Aim =
In the listing below, pick out lines with "JSON".

**** Input records ****

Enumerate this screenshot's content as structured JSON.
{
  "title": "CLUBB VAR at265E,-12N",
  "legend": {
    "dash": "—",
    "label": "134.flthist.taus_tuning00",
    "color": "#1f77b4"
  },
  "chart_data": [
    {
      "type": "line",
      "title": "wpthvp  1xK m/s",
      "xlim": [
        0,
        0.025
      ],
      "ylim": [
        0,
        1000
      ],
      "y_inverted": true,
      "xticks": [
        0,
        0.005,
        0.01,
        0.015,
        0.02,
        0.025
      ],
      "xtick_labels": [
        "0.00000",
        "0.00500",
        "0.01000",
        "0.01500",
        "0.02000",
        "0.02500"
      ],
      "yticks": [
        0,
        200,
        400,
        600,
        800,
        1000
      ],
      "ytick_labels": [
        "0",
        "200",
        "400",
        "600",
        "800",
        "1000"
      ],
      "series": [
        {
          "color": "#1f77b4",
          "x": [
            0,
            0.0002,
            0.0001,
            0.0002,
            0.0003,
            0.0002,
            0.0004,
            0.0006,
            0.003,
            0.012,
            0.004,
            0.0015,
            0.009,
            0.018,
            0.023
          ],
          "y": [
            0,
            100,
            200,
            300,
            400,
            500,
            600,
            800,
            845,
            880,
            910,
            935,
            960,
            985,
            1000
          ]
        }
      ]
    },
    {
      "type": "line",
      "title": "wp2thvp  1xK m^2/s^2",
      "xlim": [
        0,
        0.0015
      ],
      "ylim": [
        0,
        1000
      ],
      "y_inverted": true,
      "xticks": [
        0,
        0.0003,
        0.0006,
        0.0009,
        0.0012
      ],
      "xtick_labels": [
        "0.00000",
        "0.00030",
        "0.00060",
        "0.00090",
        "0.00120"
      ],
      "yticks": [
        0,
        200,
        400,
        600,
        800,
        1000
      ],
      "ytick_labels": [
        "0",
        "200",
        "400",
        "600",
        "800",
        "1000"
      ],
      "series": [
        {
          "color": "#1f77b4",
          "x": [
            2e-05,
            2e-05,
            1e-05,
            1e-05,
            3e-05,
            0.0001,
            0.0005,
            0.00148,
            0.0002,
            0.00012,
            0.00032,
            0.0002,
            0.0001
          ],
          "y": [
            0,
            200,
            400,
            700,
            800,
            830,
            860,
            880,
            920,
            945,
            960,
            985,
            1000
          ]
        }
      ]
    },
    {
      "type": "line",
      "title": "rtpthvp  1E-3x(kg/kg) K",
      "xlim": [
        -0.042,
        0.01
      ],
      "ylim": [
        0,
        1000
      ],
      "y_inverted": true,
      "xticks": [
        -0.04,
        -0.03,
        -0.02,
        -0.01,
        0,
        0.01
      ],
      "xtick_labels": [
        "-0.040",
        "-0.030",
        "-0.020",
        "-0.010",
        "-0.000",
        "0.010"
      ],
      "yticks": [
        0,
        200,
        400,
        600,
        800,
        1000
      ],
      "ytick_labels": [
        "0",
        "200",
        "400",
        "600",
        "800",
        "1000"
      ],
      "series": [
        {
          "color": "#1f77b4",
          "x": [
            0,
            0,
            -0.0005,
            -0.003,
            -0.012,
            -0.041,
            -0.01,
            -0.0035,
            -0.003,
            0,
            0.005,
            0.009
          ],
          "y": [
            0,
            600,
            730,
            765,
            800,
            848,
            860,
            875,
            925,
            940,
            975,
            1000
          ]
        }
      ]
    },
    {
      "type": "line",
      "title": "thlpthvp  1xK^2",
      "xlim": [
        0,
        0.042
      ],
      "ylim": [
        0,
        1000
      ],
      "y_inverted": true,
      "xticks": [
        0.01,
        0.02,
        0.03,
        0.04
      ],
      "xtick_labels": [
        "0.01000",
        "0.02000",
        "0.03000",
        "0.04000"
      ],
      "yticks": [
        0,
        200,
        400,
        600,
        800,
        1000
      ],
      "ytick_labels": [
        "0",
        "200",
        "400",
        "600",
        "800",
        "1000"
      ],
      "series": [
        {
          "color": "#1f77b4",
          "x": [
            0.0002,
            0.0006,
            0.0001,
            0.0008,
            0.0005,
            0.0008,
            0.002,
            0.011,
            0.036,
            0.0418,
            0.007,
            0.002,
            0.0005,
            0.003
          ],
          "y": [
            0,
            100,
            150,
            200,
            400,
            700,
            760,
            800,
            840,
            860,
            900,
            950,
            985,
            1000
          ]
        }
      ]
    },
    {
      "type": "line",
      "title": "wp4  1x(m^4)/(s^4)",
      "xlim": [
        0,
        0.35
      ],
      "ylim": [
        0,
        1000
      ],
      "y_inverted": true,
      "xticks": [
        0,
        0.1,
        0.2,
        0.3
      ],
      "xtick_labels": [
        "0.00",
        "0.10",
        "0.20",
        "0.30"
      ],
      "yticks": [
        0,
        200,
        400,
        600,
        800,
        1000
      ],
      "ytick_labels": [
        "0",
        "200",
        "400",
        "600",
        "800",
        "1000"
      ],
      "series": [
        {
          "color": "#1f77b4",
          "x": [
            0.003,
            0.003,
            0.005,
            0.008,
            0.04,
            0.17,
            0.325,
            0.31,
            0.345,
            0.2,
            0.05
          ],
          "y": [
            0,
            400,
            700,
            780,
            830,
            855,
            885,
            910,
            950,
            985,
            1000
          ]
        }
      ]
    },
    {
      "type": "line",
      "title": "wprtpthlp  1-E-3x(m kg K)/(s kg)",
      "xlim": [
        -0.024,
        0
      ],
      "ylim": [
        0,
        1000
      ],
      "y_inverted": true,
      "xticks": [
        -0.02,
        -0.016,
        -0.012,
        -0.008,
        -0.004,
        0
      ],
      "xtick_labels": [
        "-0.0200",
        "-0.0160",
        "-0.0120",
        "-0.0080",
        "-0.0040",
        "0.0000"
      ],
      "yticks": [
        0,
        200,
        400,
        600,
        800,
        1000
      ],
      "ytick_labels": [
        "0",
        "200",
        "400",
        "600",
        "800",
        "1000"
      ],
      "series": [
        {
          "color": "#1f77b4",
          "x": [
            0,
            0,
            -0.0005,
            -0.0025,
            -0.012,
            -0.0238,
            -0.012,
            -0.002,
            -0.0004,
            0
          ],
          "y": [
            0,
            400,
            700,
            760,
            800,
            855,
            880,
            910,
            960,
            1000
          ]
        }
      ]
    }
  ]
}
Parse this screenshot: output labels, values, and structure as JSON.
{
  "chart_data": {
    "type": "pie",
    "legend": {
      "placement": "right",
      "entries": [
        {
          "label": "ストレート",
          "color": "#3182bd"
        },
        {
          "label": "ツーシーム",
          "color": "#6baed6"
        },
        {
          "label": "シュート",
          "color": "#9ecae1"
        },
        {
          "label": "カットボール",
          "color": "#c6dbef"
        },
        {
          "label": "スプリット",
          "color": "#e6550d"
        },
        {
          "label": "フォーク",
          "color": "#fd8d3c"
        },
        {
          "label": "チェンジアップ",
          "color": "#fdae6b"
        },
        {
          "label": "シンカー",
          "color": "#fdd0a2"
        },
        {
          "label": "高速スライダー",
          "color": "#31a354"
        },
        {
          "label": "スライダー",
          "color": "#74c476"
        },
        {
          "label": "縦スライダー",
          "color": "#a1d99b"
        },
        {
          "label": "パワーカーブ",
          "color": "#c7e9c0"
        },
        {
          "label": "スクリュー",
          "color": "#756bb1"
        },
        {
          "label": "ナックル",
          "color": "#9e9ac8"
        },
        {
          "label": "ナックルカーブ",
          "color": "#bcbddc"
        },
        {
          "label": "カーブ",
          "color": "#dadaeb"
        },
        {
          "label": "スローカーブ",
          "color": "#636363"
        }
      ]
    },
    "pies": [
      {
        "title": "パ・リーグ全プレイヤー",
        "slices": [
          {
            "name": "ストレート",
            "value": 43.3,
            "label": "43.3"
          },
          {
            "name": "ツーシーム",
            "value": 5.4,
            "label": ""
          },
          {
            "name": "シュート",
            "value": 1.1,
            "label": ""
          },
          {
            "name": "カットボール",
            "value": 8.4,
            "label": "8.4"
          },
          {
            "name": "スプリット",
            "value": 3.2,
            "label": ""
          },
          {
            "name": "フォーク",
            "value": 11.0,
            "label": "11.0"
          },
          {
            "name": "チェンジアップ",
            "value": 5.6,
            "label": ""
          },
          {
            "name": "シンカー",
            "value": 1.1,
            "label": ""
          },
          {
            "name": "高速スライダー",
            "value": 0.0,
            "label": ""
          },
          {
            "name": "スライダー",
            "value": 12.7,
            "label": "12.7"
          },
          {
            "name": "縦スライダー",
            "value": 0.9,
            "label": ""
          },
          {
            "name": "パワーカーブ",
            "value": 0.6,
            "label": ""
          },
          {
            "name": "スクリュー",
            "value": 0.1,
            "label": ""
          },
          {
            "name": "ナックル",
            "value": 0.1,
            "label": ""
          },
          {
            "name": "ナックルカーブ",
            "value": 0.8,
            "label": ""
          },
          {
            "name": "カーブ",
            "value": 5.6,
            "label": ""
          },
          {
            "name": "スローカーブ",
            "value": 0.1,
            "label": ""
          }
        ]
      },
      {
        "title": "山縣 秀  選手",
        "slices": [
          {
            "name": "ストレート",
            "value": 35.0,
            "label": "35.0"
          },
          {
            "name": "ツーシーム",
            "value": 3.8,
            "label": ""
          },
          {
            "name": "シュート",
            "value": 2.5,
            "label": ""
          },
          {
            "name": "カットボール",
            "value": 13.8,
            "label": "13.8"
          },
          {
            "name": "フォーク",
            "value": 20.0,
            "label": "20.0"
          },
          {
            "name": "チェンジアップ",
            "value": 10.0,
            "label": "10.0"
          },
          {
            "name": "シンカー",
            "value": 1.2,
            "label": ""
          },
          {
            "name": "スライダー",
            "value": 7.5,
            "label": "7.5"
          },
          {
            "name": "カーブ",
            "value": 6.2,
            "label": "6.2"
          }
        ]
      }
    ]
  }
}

****

Task answer =
Enumerate this screenshot's content as structured JSON.
Parse this screenshot: output labels, values, and structure as JSON.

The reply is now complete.